** Task requirements **
Extract all data as written.

** Provided information **
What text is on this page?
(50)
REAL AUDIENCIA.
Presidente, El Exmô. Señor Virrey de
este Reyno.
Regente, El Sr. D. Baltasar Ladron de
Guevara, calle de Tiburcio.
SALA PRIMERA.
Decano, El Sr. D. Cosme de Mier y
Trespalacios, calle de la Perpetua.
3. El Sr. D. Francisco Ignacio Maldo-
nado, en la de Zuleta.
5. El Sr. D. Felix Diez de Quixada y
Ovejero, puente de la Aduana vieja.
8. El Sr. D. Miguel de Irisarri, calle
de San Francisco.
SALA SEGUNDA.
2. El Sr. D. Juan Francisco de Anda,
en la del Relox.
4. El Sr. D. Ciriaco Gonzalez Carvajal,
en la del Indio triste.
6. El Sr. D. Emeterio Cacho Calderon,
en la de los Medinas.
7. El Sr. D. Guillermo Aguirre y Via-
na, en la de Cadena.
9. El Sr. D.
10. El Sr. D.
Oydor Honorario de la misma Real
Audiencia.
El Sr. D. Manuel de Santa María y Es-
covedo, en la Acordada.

** Full response **
What text is on this page?
(50)
REAL AUDIENCIA.
Presidente, El Exmô. Señor Virrey de
este Reyno.
Regente, El Sr. D. Baltasar Ladron de
Guevara, calle de Tiburcio.
SALA PRIMERA.
Decano, El Sr. D. Cosme de Mier y
Trespalacios, calle de la Perpetua.
3. El Sr. D. Francisco Ignacio Maldo-
nado, en la de Zuleta.
5. El Sr. D. Felix Diez de Quixada y
Ovejero, puente de la Aduana vieja.
8. El Sr. D. Miguel de Irisarri, calle
de San Francisco.
SALA SEGUNDA.
2. El Sr. D. Juan Francisco de Anda,
en la del Relox.
4. El Sr. D. Ciriaco Gonzalez Carvajal,
en la del Indio triste.
6. El Sr. D. Emeterio Cacho Calderon,
en la de los Medinas.
7. El Sr. D. Guillermo Aguirre y Via-
na, en la de Cadena.
9. El Sr. D.
10. El Sr. D.
Oydor Honorario de la misma Real
Audiencia.
El Sr. D. Manuel de Santa María y Es-
covedo, en la Acordada.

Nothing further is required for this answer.